• Direction
Repeat the line that contains "Type out the text in this image." and all lines after it through the end, exactly as they are, minus the pictures.

[begin Task data]

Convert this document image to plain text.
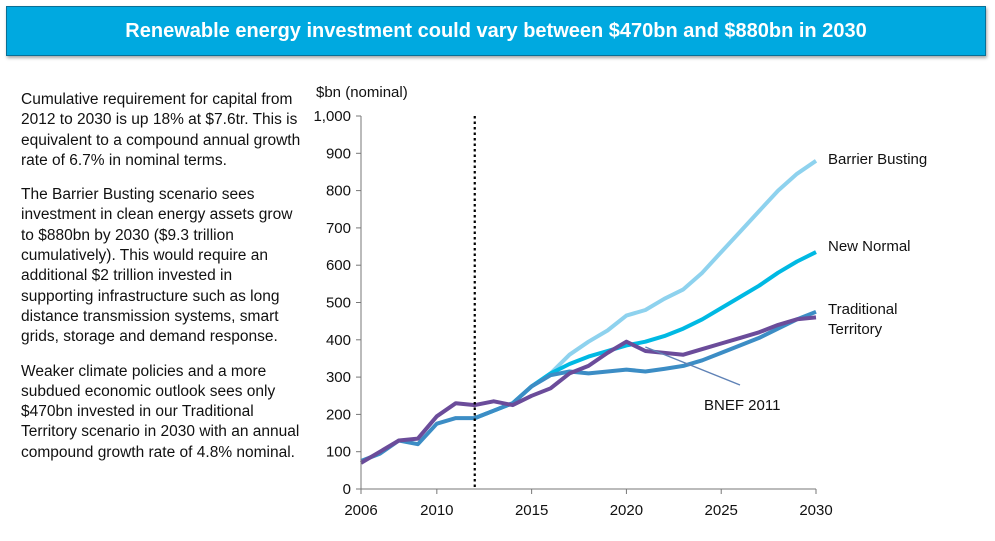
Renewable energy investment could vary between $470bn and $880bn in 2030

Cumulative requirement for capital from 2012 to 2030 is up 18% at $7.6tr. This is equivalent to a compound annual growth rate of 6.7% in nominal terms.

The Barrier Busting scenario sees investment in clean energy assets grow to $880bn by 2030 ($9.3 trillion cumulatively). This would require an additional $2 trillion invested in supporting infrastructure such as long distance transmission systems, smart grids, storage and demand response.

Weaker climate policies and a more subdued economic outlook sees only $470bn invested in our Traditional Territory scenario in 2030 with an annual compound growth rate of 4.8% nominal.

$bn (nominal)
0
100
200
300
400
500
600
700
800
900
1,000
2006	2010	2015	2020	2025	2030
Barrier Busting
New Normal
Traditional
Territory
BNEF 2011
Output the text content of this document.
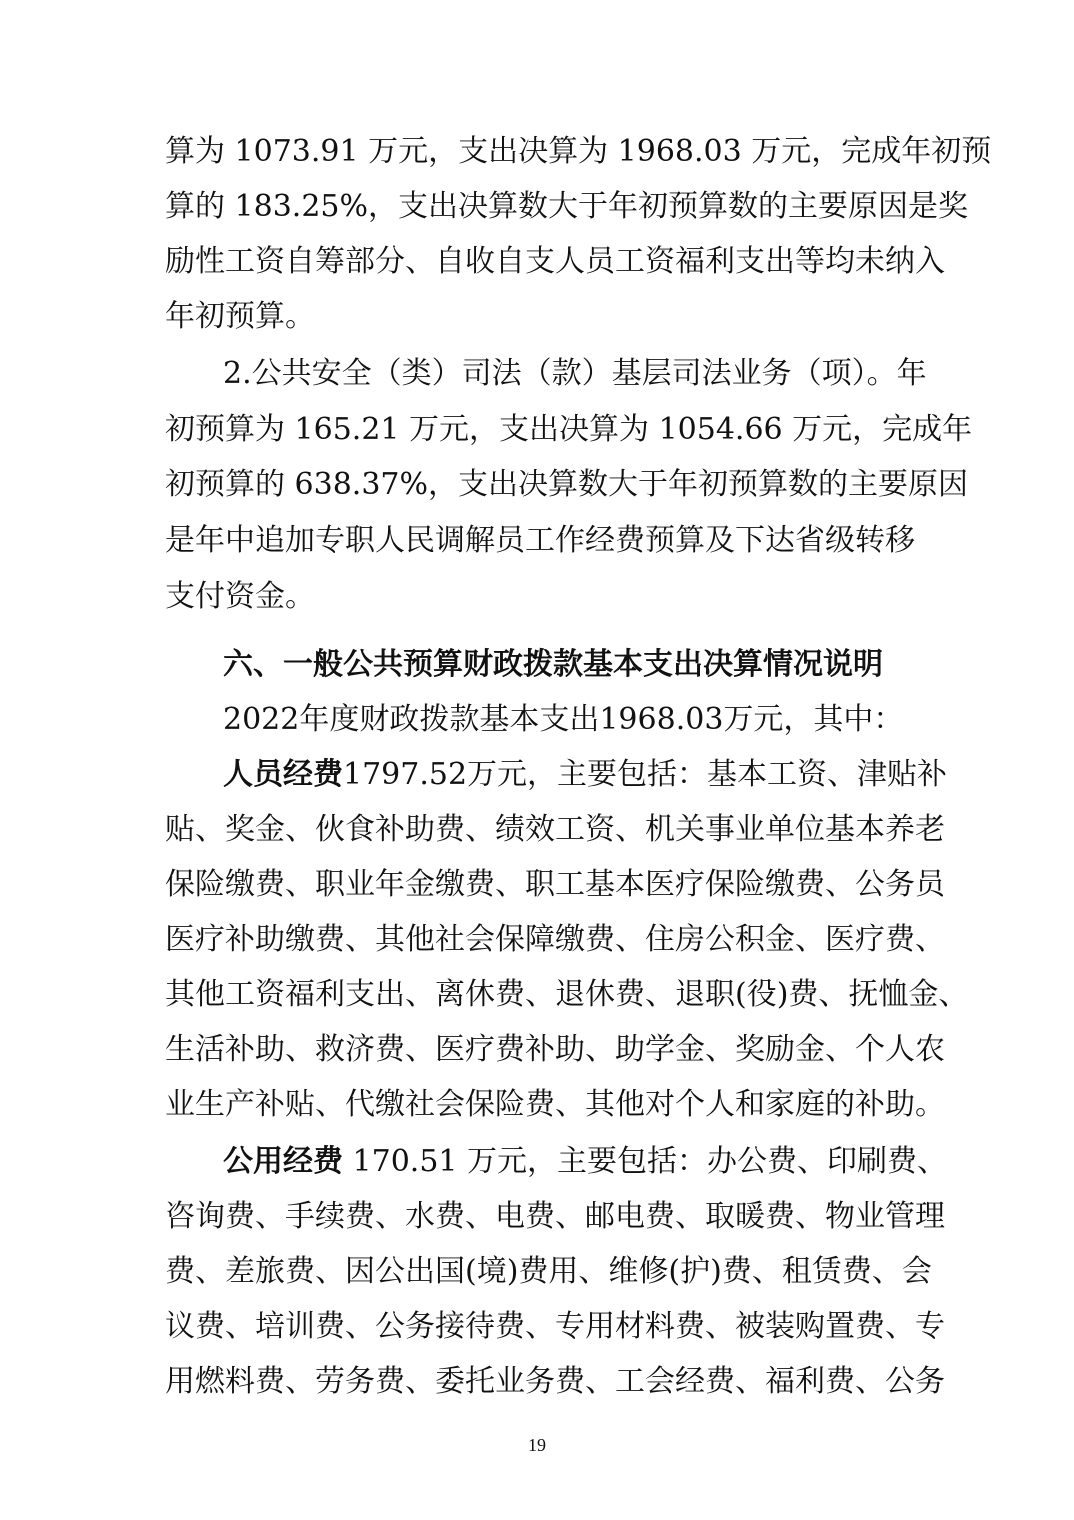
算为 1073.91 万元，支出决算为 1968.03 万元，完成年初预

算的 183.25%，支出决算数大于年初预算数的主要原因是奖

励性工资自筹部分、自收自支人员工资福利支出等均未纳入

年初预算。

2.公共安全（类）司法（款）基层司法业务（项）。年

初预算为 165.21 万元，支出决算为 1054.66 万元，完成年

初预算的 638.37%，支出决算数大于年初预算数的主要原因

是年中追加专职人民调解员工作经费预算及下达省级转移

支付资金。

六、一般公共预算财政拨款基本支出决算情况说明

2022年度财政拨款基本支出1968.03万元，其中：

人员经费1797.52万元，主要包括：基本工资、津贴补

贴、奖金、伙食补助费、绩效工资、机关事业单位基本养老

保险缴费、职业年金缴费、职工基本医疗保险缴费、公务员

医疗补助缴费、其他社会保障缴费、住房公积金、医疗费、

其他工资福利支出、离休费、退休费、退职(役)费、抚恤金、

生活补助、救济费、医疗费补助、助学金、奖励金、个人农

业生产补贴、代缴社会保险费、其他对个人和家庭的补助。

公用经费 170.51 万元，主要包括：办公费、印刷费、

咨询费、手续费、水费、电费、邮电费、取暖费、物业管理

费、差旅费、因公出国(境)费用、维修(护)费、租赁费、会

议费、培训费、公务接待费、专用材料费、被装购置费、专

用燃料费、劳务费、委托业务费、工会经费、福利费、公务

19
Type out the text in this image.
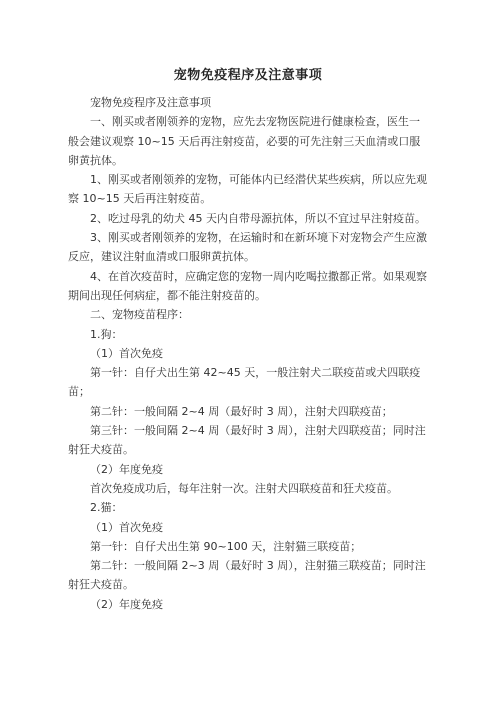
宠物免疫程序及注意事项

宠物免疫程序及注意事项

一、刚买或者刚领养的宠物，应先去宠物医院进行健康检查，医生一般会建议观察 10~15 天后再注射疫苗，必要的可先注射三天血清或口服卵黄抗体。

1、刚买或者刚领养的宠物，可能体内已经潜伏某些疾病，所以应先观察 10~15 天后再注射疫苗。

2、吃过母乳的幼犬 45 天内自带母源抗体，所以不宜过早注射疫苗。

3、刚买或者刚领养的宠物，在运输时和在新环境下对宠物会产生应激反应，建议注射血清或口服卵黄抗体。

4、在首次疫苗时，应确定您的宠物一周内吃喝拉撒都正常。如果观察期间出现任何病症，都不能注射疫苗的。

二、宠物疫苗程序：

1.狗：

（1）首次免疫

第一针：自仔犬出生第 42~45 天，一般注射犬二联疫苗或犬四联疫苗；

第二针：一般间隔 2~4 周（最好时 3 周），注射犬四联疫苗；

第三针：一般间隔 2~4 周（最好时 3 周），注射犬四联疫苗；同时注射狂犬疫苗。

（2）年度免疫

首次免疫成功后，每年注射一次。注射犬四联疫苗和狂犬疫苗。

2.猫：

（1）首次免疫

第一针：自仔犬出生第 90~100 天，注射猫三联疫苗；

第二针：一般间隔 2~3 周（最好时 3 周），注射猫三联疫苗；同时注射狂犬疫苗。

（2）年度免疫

[end Task data]

• Final result
Type out the text in this image.
宠物免疫程序及注意事项

宠物免疫程序及注意事项

一、刚买或者刚领养的宠物，应先去宠物医院进行健康检查，医生一般会建议观察 10~15 天后再注射疫苗，必要的可先注射三天血清或口服卵黄抗体。

1、刚买或者刚领养的宠物，可能体内已经潜伏某些疾病，所以应先观察 10~15 天后再注射疫苗。

2、吃过母乳的幼犬 45 天内自带母源抗体，所以不宜过早注射疫苗。

3、刚买或者刚领养的宠物，在运输时和在新环境下对宠物会产生应激反应，建议注射血清或口服卵黄抗体。

4、在首次疫苗时，应确定您的宠物一周内吃喝拉撒都正常。如果观察期间出现任何病症，都不能注射疫苗的。

二、宠物疫苗程序：

1.狗：

（1）首次免疫

第一针：自仔犬出生第 42~45 天，一般注射犬二联疫苗或犬四联疫苗；

第二针：一般间隔 2~4 周（最好时 3 周），注射犬四联疫苗；

第三针：一般间隔 2~4 周（最好时 3 周），注射犬四联疫苗；同时注射狂犬疫苗。

（2）年度免疫

首次免疫成功后，每年注射一次。注射犬四联疫苗和狂犬疫苗。

2.猫：

（1）首次免疫

第一针：自仔犬出生第 90~100 天，注射猫三联疫苗；

第二针：一般间隔 2~3 周（最好时 3 周），注射猫三联疫苗；同时注射狂犬疫苗。

（2）年度免疫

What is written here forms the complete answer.